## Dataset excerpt
------------------------
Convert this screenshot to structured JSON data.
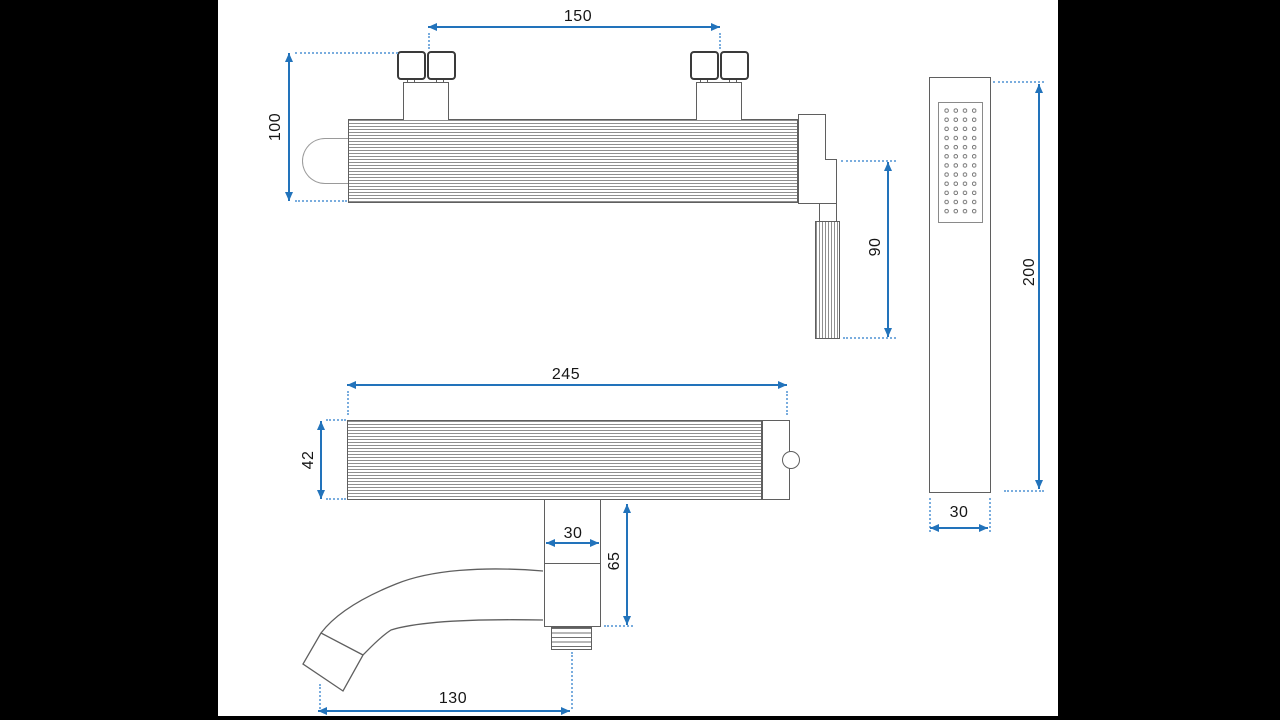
{
  "document": {
    "type": "technical-dimension-drawing",
    "subject": "wall-mounted bath shower mixer with hand shower",
    "unit": "mm"
  },
  "colors": {
    "dimension": "#2273bb",
    "leader": "#7aadde",
    "outline": "#5f5f5f",
    "matte": "#000000",
    "background": "#ffffff"
  },
  "views": {
    "front": {
      "name": "front view",
      "dimensions": {
        "inlet_spacing": "150",
        "body_height": "100",
        "handle_length": "90"
      }
    },
    "top": {
      "name": "top view with spout",
      "dimensions": {
        "body_width": "245",
        "body_depth": "42",
        "spout_offset": "30",
        "spout_drop": "65",
        "spout_reach": "130"
      }
    },
    "handshower": {
      "name": "hand shower",
      "dimensions": {
        "length": "200",
        "width": "30"
      }
    }
  }
}
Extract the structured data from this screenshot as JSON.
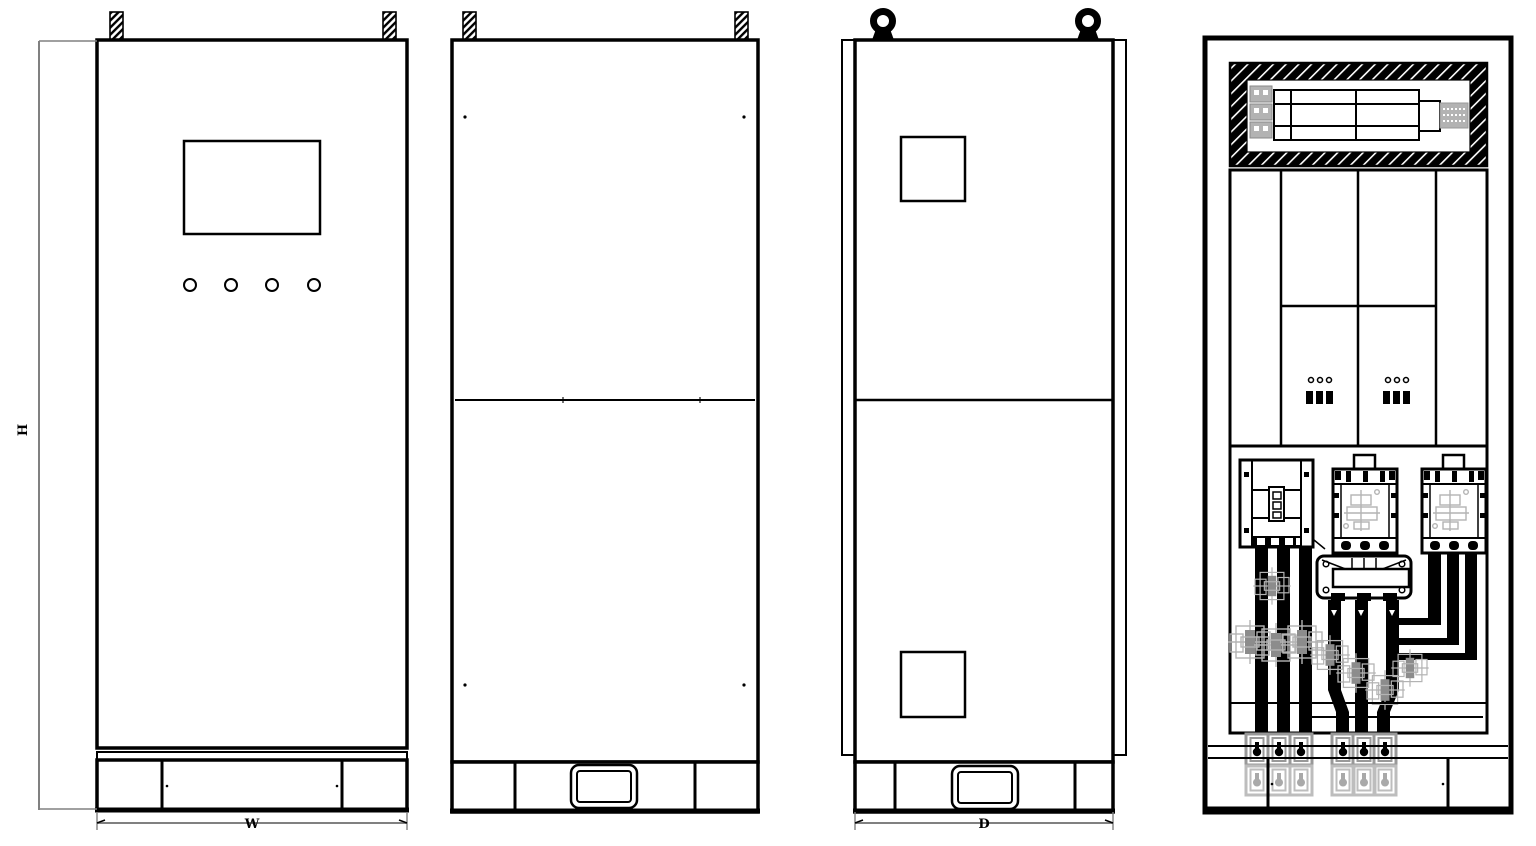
{
  "drawing": {
    "dimension_labels": {
      "height": "H",
      "width": "W",
      "depth": "D"
    }
  },
  "colors": {
    "line": "#000000",
    "background": "#ffffff",
    "dimension_line": "#808080",
    "component_overlay_gray": "#b3b3b3",
    "terminal_gray": "#999999",
    "terminal_light_gray": "#bdbdbd"
  }
}
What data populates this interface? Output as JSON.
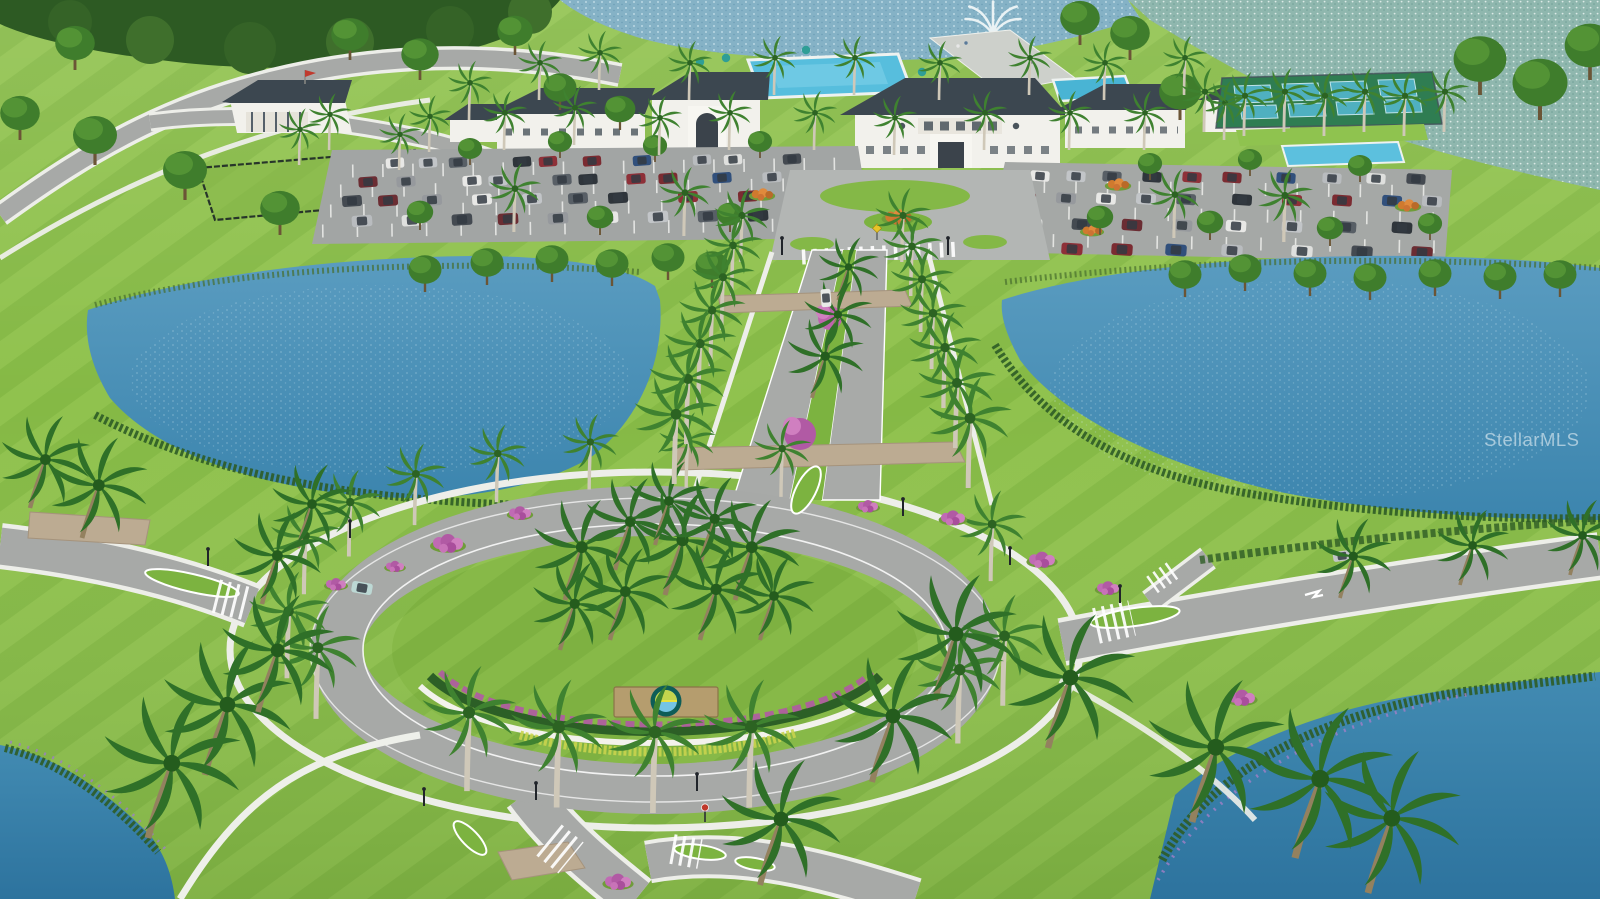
{
  "watermark": {
    "text": "StellarMLS"
  },
  "scene": {
    "type": "aerial-3d-rendering",
    "subject": "master-planned community entrance with roundabout, palm-lined boulevard, lakes, clubhouse campus, parking and pickleball courts"
  },
  "monument_sign": {
    "shape": "bronze plaque with circular sun-and-water logo"
  },
  "colors": {
    "grass": "#8cbd4a",
    "grass_dark": "#6da036",
    "forest": "#2d5a23",
    "water_main": "#4a90b6",
    "water_deep": "#2f78a3",
    "water_shimmer": "#8fb7ae",
    "road": "#a7a9a7",
    "sidewalk": "#edeee9",
    "paver": "#bcab92",
    "roof": "#3c4750",
    "wall_white": "#f2f1ec",
    "pool": "#57bedd",
    "flower_pink": "#bf64ae",
    "flower_orange": "#d07a2e",
    "flower_purple": "#9b7fc4",
    "monument_tan": "#b59d6e",
    "logo_teal": "#0e5d57",
    "logo_leaf": "#c3d44d",
    "logo_water": "#74c4e4",
    "car_palette": [
      "#e8e8e6",
      "#c2c5c8",
      "#585f66",
      "#2f353b",
      "#8e3038",
      "#7b2b31",
      "#31507c",
      "#b9bcbf",
      "#dfe0de",
      "#444a51",
      "#6b2d33",
      "#96999d"
    ]
  }
}
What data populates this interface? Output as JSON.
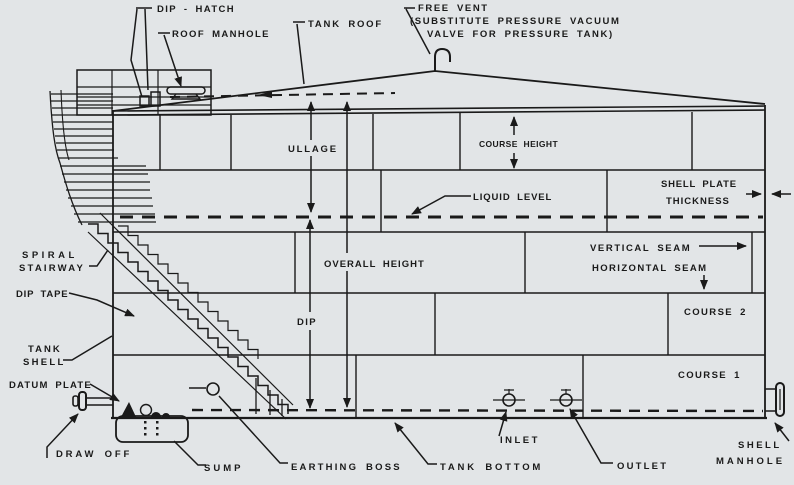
{
  "colors": {
    "background": "#e2e5e7",
    "ink": "#1a1a1a"
  },
  "labels": {
    "dip_hatch": "DIP - HATCH",
    "roof_manhole": "ROOF MANHOLE",
    "tank_roof": "TANK ROOF",
    "free_vent_1": "FREE VENT",
    "free_vent_2": "(SUBSTITUTE PRESSURE VACUUM",
    "free_vent_3": "VALVE FOR PRESSURE TANK)",
    "ullage": "ULLAGE",
    "course_height": "COURSE HEIGHT",
    "liquid_level": "LIQUID LEVEL",
    "shell_plate_1": "SHELL PLATE",
    "shell_plate_2": "THICKNESS",
    "vertical_seam": "VERTICAL SEAM",
    "horizontal_seam": "HORIZONTAL SEAM",
    "overall_height": "OVERALL HEIGHT",
    "spiral_stairway_1": "SPIRAL",
    "spiral_stairway_2": "STAIRWAY",
    "dip_tape": "DIP TAPE",
    "dip": "DIP",
    "course_2": "COURSE 2",
    "tank_shell_1": "TANK",
    "tank_shell_2": "SHELL",
    "course_1": "COURSE 1",
    "datum_plate": "DATUM PLATE",
    "draw_off": "DRAW OFF",
    "sump": "SUMP",
    "earthing_boss": "EARTHING BOSS",
    "tank_bottom": "TANK BOTTOM",
    "inlet": "INLET",
    "outlet": "OUTLET",
    "shell_manhole_1": "SHELL",
    "shell_manhole_2": "MANHOLE"
  }
}
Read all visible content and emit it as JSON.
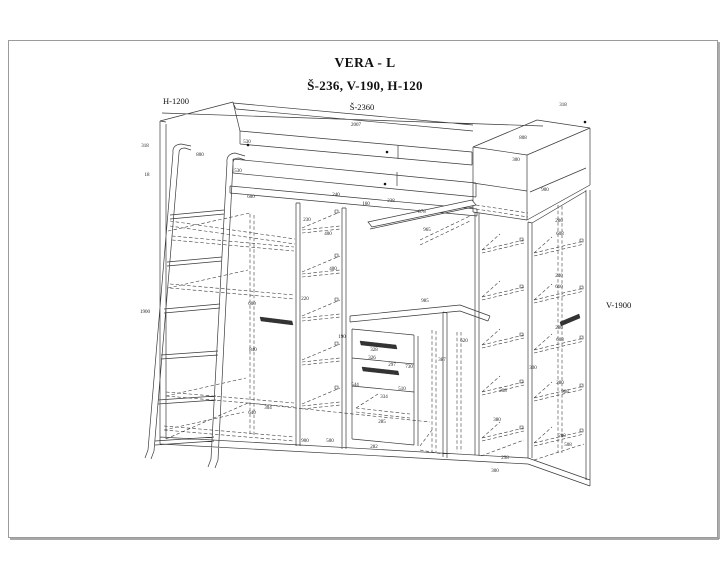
{
  "header": {
    "title": "VERA - L",
    "subtitle": "Š-236, V-190, H-120"
  },
  "dimension_labels": {
    "height": "H-1200",
    "width": "Š-2360",
    "side_height": "V-1900"
  },
  "colors": {
    "background": "#ffffff",
    "page_border": "#9b9b9b",
    "line": "#3a3a3a",
    "text": "#111111"
  },
  "small_dims": [
    {
      "t": "318",
      "x": 145,
      "y": 147
    },
    {
      "t": "18",
      "x": 147,
      "y": 176
    },
    {
      "t": "800",
      "x": 200,
      "y": 156
    },
    {
      "t": "530",
      "x": 247,
      "y": 143
    },
    {
      "t": "530",
      "x": 238,
      "y": 172
    },
    {
      "t": "600",
      "x": 251,
      "y": 198
    },
    {
      "t": "240",
      "x": 336,
      "y": 196
    },
    {
      "t": "160",
      "x": 366,
      "y": 205
    },
    {
      "t": "230",
      "x": 307,
      "y": 221
    },
    {
      "t": "400",
      "x": 328,
      "y": 235
    },
    {
      "t": "400",
      "x": 333,
      "y": 270
    },
    {
      "t": "1900",
      "x": 145,
      "y": 313
    },
    {
      "t": "220",
      "x": 305,
      "y": 300
    },
    {
      "t": "840",
      "x": 253,
      "y": 351
    },
    {
      "t": "600",
      "x": 252,
      "y": 305
    },
    {
      "t": "640",
      "x": 252,
      "y": 414
    },
    {
      "t": "900",
      "x": 305,
      "y": 442
    },
    {
      "t": "304",
      "x": 268,
      "y": 409
    },
    {
      "t": "500",
      "x": 330,
      "y": 442
    },
    {
      "t": "190",
      "x": 342,
      "y": 338
    },
    {
      "t": "328",
      "x": 374,
      "y": 351
    },
    {
      "t": "326",
      "x": 372,
      "y": 359
    },
    {
      "t": "297",
      "x": 392,
      "y": 366
    },
    {
      "t": "544",
      "x": 355,
      "y": 386
    },
    {
      "t": "730",
      "x": 409,
      "y": 368
    },
    {
      "t": "510",
      "x": 402,
      "y": 390
    },
    {
      "t": "334",
      "x": 384,
      "y": 398
    },
    {
      "t": "285",
      "x": 382,
      "y": 423
    },
    {
      "t": "282",
      "x": 374,
      "y": 448
    },
    {
      "t": "985",
      "x": 425,
      "y": 302
    },
    {
      "t": "965",
      "x": 427,
      "y": 231
    },
    {
      "t": "878",
      "x": 422,
      "y": 213
    },
    {
      "t": "238",
      "x": 391,
      "y": 202
    },
    {
      "t": "620",
      "x": 464,
      "y": 342
    },
    {
      "t": "2007",
      "x": 356,
      "y": 126
    },
    {
      "t": "318",
      "x": 563,
      "y": 106
    },
    {
      "t": "808",
      "x": 523,
      "y": 139
    },
    {
      "t": "300",
      "x": 516,
      "y": 161
    },
    {
      "t": "900",
      "x": 545,
      "y": 191
    },
    {
      "t": "280",
      "x": 559,
      "y": 222
    },
    {
      "t": "608",
      "x": 560,
      "y": 235
    },
    {
      "t": "240",
      "x": 559,
      "y": 277
    },
    {
      "t": "610",
      "x": 559,
      "y": 288
    },
    {
      "t": "280",
      "x": 559,
      "y": 329
    },
    {
      "t": "608",
      "x": 560,
      "y": 341
    },
    {
      "t": "387",
      "x": 442,
      "y": 361
    },
    {
      "t": "208",
      "x": 503,
      "y": 392
    },
    {
      "t": "380",
      "x": 497,
      "y": 421
    },
    {
      "t": "300",
      "x": 533,
      "y": 369
    },
    {
      "t": "280",
      "x": 560,
      "y": 384
    },
    {
      "t": "908",
      "x": 565,
      "y": 393
    },
    {
      "t": "298",
      "x": 505,
      "y": 459
    },
    {
      "t": "300",
      "x": 495,
      "y": 472
    },
    {
      "t": "280",
      "x": 562,
      "y": 437
    },
    {
      "t": "508",
      "x": 568,
      "y": 446
    }
  ]
}
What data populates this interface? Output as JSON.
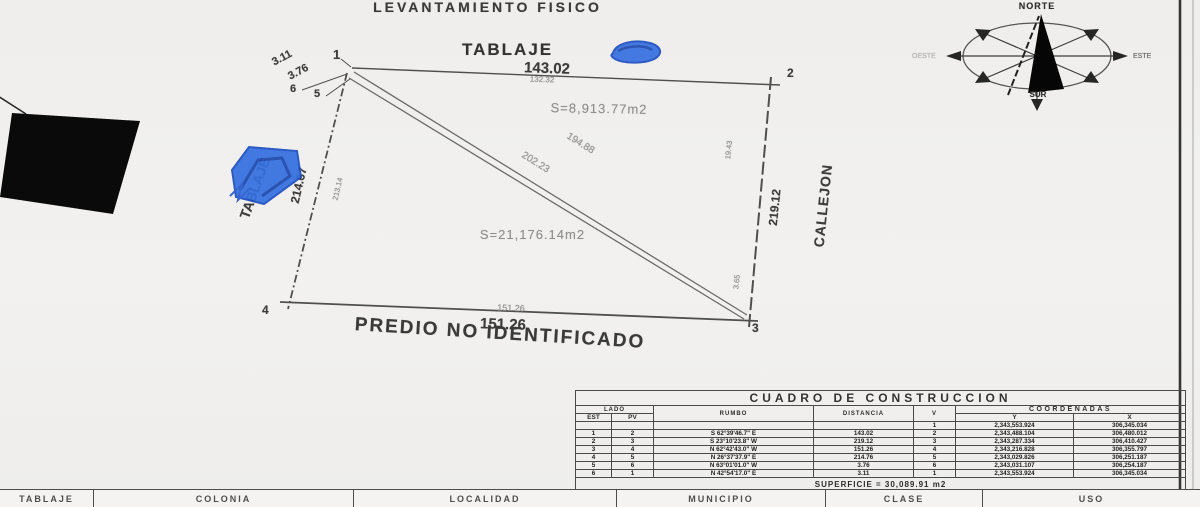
{
  "document": {
    "title": "LEVANTAMIENTO FISICO"
  },
  "plot": {
    "heading": "TABLAJE",
    "handwriting_label": "TABLAJE",
    "street_label": "CALLEJON",
    "adjacent_label": "PREDIO NO IDENTIFICADO",
    "vertices": [
      "1",
      "2",
      "3",
      "4",
      "5",
      "6"
    ],
    "edges": {
      "top": "143.02",
      "top_sub": "132.32",
      "right": "219.12",
      "bottom_sub": "151.26",
      "bottom": "151.26",
      "left": "214.67",
      "left_sub": "213.14",
      "v6_v1": "3.11",
      "v5_v6": "3.76",
      "diag_upper": "194.88",
      "diag_lower": "202.23",
      "inner_right": "19.43",
      "inner_bottom": "3.65"
    },
    "areas": {
      "upper": "S=8,913.77m2",
      "lower": "S=21,176.14m2"
    }
  },
  "compass": {
    "north": "NORTE",
    "south": "SUR",
    "east": "ESTE",
    "west": "OESTE"
  },
  "construction_table": {
    "title": "CUADRO DE CONSTRUCCION",
    "headers": {
      "lado": "LADO",
      "est": "EST",
      "pv": "PV",
      "rumbo": "RUMBO",
      "distancia": "DISTANCIA",
      "v": "V",
      "coordenadas": "COORDENADAS",
      "y": "Y",
      "x": "X"
    },
    "rows": [
      {
        "est": "",
        "pv": "",
        "rumbo": "",
        "distancia": "",
        "v": "1",
        "y": "2,343,553.924",
        "x": "306,345.034"
      },
      {
        "est": "1",
        "pv": "2",
        "rumbo": "S 62°39'46.7\" E",
        "distancia": "143.02",
        "v": "2",
        "y": "2,343,488.104",
        "x": "306,480.012"
      },
      {
        "est": "2",
        "pv": "3",
        "rumbo": "S 23°10'23.8\" W",
        "distancia": "219.12",
        "v": "3",
        "y": "2,343,287.334",
        "x": "306,410.427"
      },
      {
        "est": "3",
        "pv": "4",
        "rumbo": "N 62°42'43.0\" W",
        "distancia": "151.26",
        "v": "4",
        "y": "2,343,216.828",
        "x": "306,355.797"
      },
      {
        "est": "4",
        "pv": "5",
        "rumbo": "N 26°37'37.9\" E",
        "distancia": "214.76",
        "v": "5",
        "y": "2,343,029.826",
        "x": "306,251.187"
      },
      {
        "est": "5",
        "pv": "6",
        "rumbo": "N 63°01'01.0\" W",
        "distancia": "3.76",
        "v": "6",
        "y": "2,343,031.107",
        "x": "306,254.187"
      },
      {
        "est": "6",
        "pv": "1",
        "rumbo": "N 42°54'17.0\" E",
        "distancia": "3.11",
        "v": "1",
        "y": "2,343,553.924",
        "x": "306,345.034"
      }
    ],
    "superficie": "SUPERFICIE = 30,089.91 m2"
  },
  "footer_bar": {
    "cells": [
      "TABLAJE",
      "COLONIA",
      "LOCALIDAD",
      "MUNICIPIO",
      "CLASE",
      "USO"
    ]
  }
}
------------------------
Work out how many lines in the records above hold the string "COURSE", then give only that count.

## Full solution
3